- **What to produce**
Search the records for "écran". Copy every line where it appears.

- **Supplied information**
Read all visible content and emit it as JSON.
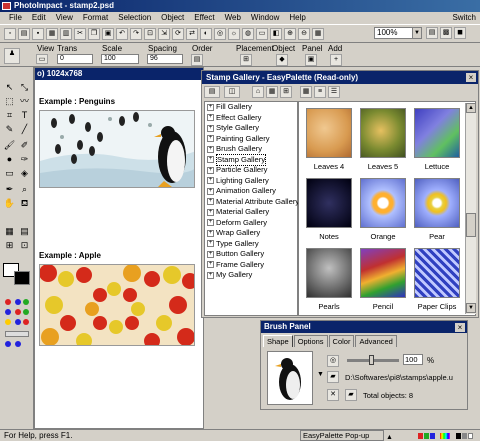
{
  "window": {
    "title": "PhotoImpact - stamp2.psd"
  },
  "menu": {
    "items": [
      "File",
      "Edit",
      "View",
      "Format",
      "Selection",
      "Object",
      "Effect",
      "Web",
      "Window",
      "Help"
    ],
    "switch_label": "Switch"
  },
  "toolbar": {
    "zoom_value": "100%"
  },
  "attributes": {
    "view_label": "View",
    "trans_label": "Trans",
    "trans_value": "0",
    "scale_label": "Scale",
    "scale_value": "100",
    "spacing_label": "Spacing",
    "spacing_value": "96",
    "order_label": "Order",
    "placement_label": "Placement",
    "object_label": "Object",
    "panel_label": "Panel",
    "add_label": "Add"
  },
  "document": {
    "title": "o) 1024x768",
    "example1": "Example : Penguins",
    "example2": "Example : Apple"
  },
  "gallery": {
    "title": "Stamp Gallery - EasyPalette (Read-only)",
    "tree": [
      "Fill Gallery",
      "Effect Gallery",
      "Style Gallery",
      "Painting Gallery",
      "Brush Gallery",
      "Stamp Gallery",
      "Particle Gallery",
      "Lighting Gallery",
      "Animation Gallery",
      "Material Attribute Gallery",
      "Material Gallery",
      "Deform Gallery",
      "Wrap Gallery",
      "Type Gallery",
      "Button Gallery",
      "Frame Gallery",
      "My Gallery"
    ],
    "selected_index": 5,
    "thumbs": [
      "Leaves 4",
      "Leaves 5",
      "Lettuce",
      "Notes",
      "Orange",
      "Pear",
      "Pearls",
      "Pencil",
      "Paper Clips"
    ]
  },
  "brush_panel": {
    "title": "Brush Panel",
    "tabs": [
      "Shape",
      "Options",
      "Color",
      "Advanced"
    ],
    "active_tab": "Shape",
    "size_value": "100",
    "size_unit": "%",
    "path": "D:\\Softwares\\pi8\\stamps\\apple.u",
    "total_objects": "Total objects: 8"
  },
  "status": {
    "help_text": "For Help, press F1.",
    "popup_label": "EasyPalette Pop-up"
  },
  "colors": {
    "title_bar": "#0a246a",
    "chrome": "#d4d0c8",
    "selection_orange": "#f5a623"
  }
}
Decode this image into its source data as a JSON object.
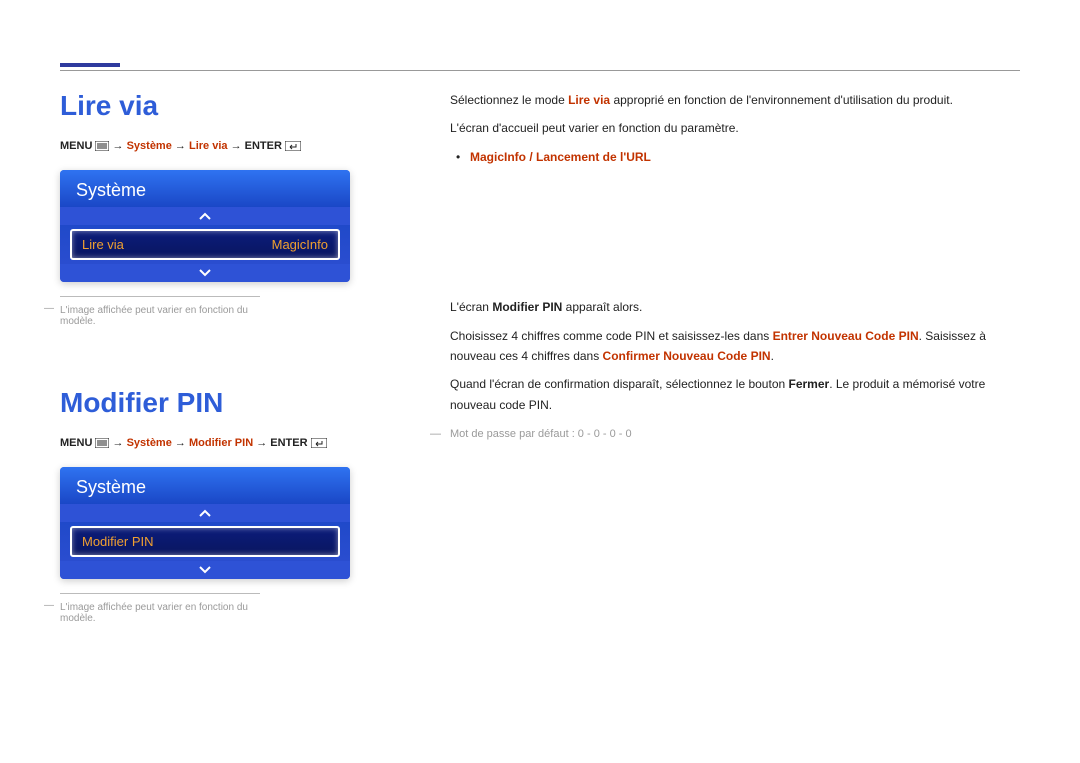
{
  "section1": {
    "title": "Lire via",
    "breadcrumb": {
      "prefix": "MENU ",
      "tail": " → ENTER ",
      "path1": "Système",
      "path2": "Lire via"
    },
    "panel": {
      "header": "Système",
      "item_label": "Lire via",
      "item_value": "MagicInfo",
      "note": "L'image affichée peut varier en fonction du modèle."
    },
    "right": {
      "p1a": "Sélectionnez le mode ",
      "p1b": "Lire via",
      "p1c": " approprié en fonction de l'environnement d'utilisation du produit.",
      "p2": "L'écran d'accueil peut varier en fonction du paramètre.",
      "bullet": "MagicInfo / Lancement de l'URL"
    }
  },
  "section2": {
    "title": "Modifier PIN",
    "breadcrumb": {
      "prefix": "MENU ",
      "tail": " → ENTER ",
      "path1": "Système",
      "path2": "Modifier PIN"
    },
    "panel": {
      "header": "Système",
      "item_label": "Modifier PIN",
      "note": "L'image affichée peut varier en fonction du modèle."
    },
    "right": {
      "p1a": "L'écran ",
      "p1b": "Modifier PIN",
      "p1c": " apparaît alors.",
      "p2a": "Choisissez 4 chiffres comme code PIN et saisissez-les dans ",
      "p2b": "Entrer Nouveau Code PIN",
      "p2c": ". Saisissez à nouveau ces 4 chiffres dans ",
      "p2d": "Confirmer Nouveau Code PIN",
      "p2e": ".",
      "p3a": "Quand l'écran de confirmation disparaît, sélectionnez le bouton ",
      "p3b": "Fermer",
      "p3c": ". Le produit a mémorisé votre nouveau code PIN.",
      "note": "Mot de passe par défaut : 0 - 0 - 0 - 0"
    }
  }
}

==

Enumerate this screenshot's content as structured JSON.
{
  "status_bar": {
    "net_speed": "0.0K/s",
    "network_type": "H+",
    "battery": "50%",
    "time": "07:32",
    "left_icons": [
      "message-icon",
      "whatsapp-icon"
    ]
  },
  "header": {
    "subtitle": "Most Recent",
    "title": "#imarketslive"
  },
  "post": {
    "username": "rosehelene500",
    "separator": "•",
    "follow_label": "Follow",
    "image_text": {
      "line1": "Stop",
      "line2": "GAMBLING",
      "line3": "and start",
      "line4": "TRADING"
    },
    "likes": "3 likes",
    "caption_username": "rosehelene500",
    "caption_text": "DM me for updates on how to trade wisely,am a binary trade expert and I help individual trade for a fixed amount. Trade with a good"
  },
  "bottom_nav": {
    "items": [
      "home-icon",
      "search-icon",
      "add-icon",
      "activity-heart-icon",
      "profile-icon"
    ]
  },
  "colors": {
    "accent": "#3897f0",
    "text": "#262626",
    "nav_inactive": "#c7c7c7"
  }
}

- **Exercise result**
      "p2": "L'écran d'accueil peut varier en fonction du paramètre.",
      "p1a": "L'écran ",
      "p3a": "Quand l'écran de confirmation disparaît, sélectionnez le bouton ",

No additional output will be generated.